**GOAL**
Lines that contain the string "logo" are to be copied; leave out all others.

**RECORDS SUPPLIED**
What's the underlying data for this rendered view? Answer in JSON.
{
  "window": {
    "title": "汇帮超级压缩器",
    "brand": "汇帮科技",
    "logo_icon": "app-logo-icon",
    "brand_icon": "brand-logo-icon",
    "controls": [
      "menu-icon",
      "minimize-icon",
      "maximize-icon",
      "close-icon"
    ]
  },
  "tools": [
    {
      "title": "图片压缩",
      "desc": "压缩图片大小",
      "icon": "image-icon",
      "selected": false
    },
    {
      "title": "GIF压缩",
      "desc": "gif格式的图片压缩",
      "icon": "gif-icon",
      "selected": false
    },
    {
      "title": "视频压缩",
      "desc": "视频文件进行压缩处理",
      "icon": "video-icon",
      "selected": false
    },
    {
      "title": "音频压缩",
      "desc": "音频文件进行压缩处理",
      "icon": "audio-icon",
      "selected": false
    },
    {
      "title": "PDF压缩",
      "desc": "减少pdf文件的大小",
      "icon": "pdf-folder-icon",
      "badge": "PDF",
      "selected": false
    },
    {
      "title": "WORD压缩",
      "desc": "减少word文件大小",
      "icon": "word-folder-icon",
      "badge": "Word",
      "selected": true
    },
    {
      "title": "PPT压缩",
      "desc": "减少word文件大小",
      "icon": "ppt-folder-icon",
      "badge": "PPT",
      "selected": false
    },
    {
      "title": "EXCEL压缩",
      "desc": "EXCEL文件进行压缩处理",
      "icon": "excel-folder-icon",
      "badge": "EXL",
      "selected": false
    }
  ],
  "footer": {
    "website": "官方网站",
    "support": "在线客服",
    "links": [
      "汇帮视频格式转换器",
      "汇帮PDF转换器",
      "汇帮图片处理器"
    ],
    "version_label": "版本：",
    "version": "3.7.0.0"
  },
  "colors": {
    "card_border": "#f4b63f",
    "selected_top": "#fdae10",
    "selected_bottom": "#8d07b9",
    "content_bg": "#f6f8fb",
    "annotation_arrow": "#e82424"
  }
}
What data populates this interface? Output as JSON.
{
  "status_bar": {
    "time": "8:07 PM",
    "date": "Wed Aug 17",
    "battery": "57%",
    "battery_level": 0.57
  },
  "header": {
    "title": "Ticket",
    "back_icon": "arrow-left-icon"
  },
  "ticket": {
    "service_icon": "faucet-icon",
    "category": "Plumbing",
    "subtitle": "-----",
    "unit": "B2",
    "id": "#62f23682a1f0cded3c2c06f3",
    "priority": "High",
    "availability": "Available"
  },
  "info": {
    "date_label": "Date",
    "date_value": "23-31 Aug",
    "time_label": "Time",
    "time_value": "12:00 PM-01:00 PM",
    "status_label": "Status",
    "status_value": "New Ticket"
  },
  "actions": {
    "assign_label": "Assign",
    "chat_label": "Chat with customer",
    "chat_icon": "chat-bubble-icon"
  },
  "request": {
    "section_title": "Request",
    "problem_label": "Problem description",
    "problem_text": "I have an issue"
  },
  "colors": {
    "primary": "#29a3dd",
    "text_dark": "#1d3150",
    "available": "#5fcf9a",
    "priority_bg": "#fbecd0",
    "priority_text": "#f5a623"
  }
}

**RESPONSE FOR THIS EXERCISE**
    "logo_icon": "app-logo-icon",
    "brand_icon": "brand-logo-icon",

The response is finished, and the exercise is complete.